## Your task
Tally the lines containing the word "rockets", and report the tally alone.

## Data to process
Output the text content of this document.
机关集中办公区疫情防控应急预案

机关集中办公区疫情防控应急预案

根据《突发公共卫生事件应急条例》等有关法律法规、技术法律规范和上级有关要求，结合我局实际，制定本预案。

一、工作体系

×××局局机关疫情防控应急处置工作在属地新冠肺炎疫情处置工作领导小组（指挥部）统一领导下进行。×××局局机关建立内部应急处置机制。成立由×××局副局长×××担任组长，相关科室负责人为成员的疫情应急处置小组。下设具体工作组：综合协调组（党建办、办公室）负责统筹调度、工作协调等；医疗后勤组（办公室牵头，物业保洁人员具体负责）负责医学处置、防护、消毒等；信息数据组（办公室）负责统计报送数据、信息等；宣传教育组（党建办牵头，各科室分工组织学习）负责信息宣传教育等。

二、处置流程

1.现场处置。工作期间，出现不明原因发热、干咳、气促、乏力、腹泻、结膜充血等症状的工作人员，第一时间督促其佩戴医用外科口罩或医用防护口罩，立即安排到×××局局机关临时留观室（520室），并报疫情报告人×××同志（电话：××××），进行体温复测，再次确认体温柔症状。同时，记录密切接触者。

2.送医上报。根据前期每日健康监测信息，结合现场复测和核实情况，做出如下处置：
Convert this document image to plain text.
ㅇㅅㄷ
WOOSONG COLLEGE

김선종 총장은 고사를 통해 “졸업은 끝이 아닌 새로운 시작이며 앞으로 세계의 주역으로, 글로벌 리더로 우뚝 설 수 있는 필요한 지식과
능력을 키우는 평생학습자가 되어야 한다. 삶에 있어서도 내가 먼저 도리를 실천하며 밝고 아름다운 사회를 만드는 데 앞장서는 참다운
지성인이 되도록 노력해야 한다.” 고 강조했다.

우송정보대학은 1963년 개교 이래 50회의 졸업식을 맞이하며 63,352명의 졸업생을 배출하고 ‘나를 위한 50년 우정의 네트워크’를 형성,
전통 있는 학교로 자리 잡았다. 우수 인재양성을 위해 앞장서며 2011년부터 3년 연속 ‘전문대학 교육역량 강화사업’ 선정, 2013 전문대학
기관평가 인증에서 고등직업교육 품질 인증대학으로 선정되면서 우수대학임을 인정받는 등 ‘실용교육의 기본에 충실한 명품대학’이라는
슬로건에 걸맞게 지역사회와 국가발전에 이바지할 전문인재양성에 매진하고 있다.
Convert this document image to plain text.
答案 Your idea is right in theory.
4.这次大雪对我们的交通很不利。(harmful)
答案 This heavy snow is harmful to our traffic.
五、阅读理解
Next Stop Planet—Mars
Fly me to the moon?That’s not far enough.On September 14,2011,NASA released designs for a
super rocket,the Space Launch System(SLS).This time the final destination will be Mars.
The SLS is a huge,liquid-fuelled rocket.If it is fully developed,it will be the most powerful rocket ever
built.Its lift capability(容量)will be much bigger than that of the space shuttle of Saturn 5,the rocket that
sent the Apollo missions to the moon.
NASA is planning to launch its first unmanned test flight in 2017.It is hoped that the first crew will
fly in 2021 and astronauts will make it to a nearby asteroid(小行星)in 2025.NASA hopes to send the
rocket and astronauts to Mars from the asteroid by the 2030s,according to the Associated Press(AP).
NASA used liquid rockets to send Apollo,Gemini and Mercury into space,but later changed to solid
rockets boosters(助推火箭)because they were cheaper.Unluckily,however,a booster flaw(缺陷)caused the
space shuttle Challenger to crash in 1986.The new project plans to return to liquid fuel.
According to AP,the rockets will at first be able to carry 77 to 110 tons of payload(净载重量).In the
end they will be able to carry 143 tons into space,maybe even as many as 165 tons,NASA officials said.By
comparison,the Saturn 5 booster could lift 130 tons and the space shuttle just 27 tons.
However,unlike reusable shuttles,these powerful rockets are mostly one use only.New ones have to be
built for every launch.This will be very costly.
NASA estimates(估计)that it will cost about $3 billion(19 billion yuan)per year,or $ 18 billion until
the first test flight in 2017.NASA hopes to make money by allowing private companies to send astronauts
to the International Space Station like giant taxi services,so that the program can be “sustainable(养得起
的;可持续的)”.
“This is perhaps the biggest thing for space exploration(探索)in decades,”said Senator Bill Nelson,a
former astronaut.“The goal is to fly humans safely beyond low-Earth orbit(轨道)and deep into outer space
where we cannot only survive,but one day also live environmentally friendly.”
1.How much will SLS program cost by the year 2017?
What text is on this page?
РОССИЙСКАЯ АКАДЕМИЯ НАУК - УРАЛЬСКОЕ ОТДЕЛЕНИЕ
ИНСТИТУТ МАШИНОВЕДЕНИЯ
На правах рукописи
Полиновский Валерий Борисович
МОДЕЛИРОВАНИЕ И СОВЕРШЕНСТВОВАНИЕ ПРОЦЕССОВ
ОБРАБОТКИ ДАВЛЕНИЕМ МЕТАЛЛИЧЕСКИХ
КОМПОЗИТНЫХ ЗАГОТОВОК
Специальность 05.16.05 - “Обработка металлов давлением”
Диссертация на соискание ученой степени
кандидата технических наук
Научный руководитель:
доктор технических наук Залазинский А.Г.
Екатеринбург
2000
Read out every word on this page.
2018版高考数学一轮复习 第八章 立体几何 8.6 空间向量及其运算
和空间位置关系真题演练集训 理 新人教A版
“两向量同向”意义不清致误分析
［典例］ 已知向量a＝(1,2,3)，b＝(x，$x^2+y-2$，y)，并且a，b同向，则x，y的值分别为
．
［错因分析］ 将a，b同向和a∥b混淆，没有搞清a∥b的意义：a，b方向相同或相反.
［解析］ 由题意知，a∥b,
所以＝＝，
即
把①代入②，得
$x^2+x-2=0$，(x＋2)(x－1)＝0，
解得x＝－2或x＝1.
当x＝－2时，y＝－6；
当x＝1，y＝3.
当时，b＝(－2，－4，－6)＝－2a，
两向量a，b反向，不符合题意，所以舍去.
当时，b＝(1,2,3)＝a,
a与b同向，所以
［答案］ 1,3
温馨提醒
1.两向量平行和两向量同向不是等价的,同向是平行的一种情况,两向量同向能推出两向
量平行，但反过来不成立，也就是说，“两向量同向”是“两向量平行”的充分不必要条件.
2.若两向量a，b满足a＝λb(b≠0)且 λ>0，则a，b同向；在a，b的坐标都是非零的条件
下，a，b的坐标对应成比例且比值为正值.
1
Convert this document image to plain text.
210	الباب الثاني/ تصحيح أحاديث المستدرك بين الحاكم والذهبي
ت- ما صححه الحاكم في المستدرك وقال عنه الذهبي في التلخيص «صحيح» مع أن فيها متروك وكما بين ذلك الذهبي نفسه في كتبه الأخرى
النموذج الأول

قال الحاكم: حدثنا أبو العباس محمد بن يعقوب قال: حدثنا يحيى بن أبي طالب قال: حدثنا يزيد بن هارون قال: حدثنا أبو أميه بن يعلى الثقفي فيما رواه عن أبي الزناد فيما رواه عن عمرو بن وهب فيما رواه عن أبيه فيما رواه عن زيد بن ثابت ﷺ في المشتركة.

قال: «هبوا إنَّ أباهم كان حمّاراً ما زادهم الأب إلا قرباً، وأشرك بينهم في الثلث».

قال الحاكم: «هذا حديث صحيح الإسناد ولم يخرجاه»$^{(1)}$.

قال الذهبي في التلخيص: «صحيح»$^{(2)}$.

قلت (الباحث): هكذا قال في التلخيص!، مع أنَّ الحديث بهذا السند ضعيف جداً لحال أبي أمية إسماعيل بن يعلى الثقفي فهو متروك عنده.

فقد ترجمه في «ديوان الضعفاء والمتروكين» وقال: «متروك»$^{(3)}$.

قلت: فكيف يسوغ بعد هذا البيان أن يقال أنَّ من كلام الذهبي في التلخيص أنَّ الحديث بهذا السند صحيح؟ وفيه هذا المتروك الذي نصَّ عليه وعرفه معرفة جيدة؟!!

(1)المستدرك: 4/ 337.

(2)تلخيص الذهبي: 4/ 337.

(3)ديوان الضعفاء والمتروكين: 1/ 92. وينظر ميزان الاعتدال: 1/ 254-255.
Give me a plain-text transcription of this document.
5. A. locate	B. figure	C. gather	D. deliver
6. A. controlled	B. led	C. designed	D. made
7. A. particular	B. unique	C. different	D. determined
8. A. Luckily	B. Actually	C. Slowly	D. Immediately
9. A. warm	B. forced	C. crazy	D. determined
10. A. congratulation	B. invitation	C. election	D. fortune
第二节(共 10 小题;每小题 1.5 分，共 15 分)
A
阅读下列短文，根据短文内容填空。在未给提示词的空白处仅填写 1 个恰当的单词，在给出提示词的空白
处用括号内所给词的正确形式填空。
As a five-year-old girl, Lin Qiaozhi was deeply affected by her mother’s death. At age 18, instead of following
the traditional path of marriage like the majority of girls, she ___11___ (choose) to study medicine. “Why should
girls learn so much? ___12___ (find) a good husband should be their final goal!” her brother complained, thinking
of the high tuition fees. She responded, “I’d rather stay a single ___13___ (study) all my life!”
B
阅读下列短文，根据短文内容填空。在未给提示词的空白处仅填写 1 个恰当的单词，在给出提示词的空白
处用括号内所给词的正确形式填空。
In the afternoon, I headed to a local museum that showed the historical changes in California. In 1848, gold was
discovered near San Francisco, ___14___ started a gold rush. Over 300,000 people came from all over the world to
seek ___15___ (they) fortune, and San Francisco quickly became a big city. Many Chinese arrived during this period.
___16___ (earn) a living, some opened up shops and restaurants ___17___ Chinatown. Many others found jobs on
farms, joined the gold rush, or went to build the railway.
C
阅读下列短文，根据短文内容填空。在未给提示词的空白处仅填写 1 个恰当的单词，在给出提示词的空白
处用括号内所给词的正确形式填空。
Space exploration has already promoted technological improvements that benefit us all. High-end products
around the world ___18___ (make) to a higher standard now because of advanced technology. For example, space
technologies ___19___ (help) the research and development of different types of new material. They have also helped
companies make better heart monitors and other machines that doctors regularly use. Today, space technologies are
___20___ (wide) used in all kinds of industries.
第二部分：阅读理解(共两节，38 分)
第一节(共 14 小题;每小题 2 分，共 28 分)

## The answer
4